Written request: Copy the data below exactly.

--------------------------------

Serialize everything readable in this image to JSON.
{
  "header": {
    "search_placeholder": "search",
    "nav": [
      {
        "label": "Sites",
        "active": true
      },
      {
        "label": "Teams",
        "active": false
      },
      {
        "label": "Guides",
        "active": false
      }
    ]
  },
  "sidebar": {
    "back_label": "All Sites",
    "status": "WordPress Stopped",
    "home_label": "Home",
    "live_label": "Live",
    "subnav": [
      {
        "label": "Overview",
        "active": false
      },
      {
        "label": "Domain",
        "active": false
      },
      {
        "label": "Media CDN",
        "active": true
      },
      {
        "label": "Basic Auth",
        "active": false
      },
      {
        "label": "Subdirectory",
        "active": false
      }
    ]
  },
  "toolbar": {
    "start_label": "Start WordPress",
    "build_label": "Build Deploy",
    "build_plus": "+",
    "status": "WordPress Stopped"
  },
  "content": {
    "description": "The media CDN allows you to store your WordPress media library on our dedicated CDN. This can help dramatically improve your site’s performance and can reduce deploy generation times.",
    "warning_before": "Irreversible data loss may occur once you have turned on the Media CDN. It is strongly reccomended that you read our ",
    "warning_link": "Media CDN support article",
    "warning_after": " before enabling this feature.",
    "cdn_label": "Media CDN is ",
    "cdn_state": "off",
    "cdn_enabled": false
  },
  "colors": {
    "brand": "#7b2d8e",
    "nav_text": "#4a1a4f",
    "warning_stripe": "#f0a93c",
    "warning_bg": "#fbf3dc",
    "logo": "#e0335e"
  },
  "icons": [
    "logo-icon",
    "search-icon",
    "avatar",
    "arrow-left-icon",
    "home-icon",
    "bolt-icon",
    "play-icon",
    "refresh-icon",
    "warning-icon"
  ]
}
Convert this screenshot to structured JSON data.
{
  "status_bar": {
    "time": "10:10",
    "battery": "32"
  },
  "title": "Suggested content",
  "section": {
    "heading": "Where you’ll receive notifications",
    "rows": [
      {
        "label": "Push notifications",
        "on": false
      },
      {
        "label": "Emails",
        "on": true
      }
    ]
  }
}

--------------------------------

Response for this exercise:
Serialize everything readable in this image to JSON.
{
  "header": {
    "search_placeholder": "search",
    "nav": [
      {
        "label": "Sites",
        "active": true
      },
      {
        "label": "Teams",
        "active": false
      },
      {
        "label": "Guides",
        "active": false
      }
    ]
  },
  "sidebar": {
    "back_label": "All Sites",
    "status": "WordPress Stopped",
    "home_label": "Home",
    "live_label": "Live",
    "subnav": [
      {
        "label": "Overview",
        "active": false
      },
      {
        "label": "Domain",
        "active": false
      },
      {
        "label": "Media CDN",
        "active": true
      },
      {
        "label": "Basic Auth",
        "active": false
      },
      {
        "label": "Subdirectory",
        "active": false
      }
    ]
  },
  "toolbar": {
    "start_label": "Start WordPress",
    "build_label": "Build Deploy",
    "build_plus": "+",
    "status": "WordPress Stopped"
  },
  "content": {
    "description": "The media CDN allows you to store your WordPress media library on our dedicated CDN. This can help dramatically improve your site’s performance and can reduce deploy generation times.",
    "warning_before": "Irreversible data loss may occur once you have turned on the Media CDN. It is strongly reccomended that you read our ",
    "warning_link": "Media CDN support article",
    "warning_after": " before enabling this feature.",
    "cdn_label": "Media CDN is ",
    "cdn_state": "off",
    "cdn_enabled": false
  },
  "colors": {
    "brand": "#7b2d8e",
    "nav_text": "#4a1a4f",
    "warning_stripe": "#f0a93c",
    "warning_bg": "#fbf3dc",
    "logo": "#e0335e"
  },
  "icons": [
    "logo-icon",
    "search-icon",
    "avatar",
    "arrow-left-icon",
    "home-icon",
    "bolt-icon",
    "play-icon",
    "refresh-icon",
    "warning-icon"
  ]
}
Convert this screenshot to structured JSON data.
{
  "status_bar": {
    "time": "10:10",
    "battery": "32"
  },
  "title": "Suggested content",
  "section": {
    "heading": "Where you’ll receive notifications",
    "rows": [
      {
        "label": "Push notifications",
        "on": false
      },
      {
        "label": "Emails",
        "on": true
      }
    ]
  }
}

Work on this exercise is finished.